-- DATA PROVIDED start --

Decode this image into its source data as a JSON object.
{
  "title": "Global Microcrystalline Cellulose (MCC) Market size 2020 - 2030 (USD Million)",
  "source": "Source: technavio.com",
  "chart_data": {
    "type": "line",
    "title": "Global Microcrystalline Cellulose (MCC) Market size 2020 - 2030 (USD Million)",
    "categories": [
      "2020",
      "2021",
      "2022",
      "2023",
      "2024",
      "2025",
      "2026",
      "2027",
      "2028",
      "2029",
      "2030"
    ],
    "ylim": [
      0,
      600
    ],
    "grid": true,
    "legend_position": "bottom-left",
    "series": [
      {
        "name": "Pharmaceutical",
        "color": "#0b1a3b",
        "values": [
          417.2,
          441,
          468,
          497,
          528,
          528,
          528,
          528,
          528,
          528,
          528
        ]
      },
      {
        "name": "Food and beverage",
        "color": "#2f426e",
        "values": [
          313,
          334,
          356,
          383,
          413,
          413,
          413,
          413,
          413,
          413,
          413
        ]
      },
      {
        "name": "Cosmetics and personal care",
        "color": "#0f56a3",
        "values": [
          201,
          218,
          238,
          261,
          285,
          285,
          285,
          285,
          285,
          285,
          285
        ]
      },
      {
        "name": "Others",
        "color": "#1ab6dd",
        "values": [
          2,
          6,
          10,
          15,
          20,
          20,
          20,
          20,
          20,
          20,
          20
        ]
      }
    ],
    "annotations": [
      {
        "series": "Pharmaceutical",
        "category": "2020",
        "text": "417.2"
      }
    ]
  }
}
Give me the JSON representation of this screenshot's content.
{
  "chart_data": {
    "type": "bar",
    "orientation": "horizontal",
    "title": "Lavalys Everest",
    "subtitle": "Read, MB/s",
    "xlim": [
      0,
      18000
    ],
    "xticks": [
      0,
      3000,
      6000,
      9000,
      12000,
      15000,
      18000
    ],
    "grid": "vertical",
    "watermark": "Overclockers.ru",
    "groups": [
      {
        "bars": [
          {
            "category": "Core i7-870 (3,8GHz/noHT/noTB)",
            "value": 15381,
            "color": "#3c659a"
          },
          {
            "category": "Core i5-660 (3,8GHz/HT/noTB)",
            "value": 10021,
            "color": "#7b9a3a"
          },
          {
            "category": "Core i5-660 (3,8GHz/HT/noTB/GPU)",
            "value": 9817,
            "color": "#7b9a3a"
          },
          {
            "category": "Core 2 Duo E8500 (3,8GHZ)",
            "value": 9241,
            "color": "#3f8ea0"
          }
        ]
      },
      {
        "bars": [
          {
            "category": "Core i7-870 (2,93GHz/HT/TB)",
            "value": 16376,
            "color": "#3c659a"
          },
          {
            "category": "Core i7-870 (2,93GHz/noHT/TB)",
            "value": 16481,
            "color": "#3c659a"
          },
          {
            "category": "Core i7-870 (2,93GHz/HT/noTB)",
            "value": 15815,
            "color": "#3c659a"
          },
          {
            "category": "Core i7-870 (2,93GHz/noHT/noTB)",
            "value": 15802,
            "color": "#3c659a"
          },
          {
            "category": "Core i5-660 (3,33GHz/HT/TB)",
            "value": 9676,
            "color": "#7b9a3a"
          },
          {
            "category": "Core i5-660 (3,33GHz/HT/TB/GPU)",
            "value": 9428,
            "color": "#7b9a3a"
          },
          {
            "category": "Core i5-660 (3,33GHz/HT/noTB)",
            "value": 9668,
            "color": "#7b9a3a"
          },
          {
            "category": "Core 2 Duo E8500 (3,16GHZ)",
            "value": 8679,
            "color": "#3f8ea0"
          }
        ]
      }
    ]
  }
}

-- DATA PROVIDED end --

AIM OF THE EXERCISE
Copy out every line of the listing that includes the string "source".

OUTPUT OF THE EXERCISE
Decode this image into its source data as a JSON object.
  "source": "Source: technavio.com",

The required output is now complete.